Cette période de l’année où les effluves rassurantes du lilas et l’imminence de l’été me rendent nostalgique de ces cours d’Éducation au choix de carrière qui ont spécifiquement marqué ma dernière année au secondaire.
Il n’était pas comme les autres, ce cours. Il avait le pouvoir de rendre excitantes les dernières semaines d’école secondaire à vie, en te guidant dans tes choix pour finalement te congédier vers l’été qui lui allait donner bientôt le coup d’envoi à une vie nouvelle d’étudiant. Ton avenir! Pour d’autres, ceux qui ignoraient encore tout de leur avenir, il avait surtout le pouvoir de fermer les yeux sur le séchage. Même que dans le regard de l’enseignant on pouvait lire : vas-y! Foxe-les, tes cours! Profite du temps clément pour fumer du pot avec tes amis! De toute manière, je ne peux plus rien pour toi!

ACTIONS DEMANDÉES ->
1. Répondez à ces questions sur le texte consacré au cours d'Éducation au choix de carrière.
(a) Quel parfum de cette période de l'année est mentionné ?
(b) Quelle année scolaire ce cours a-t-il spécifiquement marquée ?
(c) Pour profiter du temps clément, que pouvait-on lire dans le regard de l'enseignant qu'il fallait faire avec ses amis ?
2. Indiquez si chaque affirmation concorde avec le texte sur le cours d'Éducation au choix de carrière.
(a) Ce cours ressemblait aux autres cours.
(b) Le lilas et l'imminence de l'été rendent nostalgique la personne qui écrit.
(c) Pour ceux qui ignoraient encore tout de leur avenir, le cours permettait surtout de fermer les yeux sur le séchage.
3. Poursuivez le texte sur le cours d'Éducation au choix de carrière à partir de sa dernière phrase.
Le matériel présenté ensuite est distinct du texte ci-dessus.

SECTION DES DONNÉES ->
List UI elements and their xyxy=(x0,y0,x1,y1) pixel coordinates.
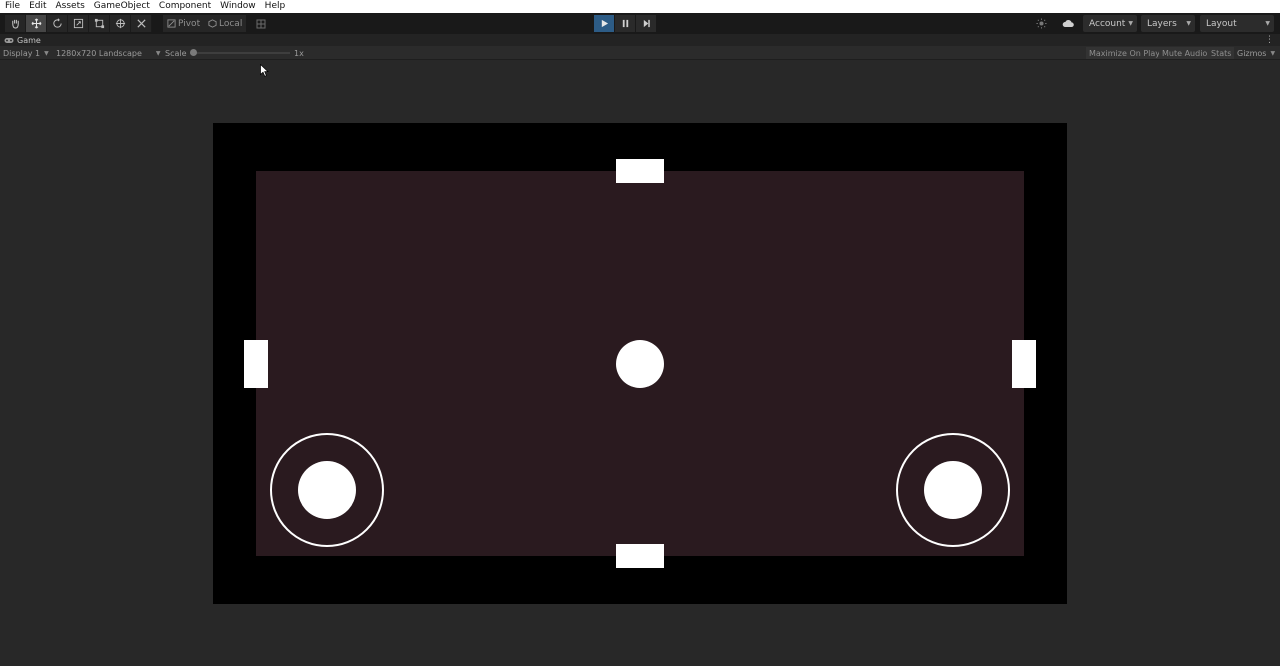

RÉPONSES AUX CONSIGNES ->
1.
(a) Les effluves du lilas.
(b) La dernière année au secondaire.
(c) Fumer du pot.

2.
(a) Non : « Il n’était pas comme les autres, ce cours. »
(b) Oui : « les effluves rassurantes du lilas et l’imminence de l’été me rendent nostalgique »
(c) Oui : « il avait surtout le pouvoir de fermer les yeux sur le séchage »

3.
J’appartenais au deuxième groupe. Aussitôt que les premiers signes du printemps se sont fait connaître, ce cours n’était plus destiné à tous les élèves de l’école publique. Un cours intime désormais réservé aux gosses de riche qui visaient le HEC, aux surdoués qui excellaient en maths, à tous ceux qui ont reçu l’encadrement et les gros yeux des parents tout au long du secondaire. Ceux dont la voie était tracée depuis la naissance.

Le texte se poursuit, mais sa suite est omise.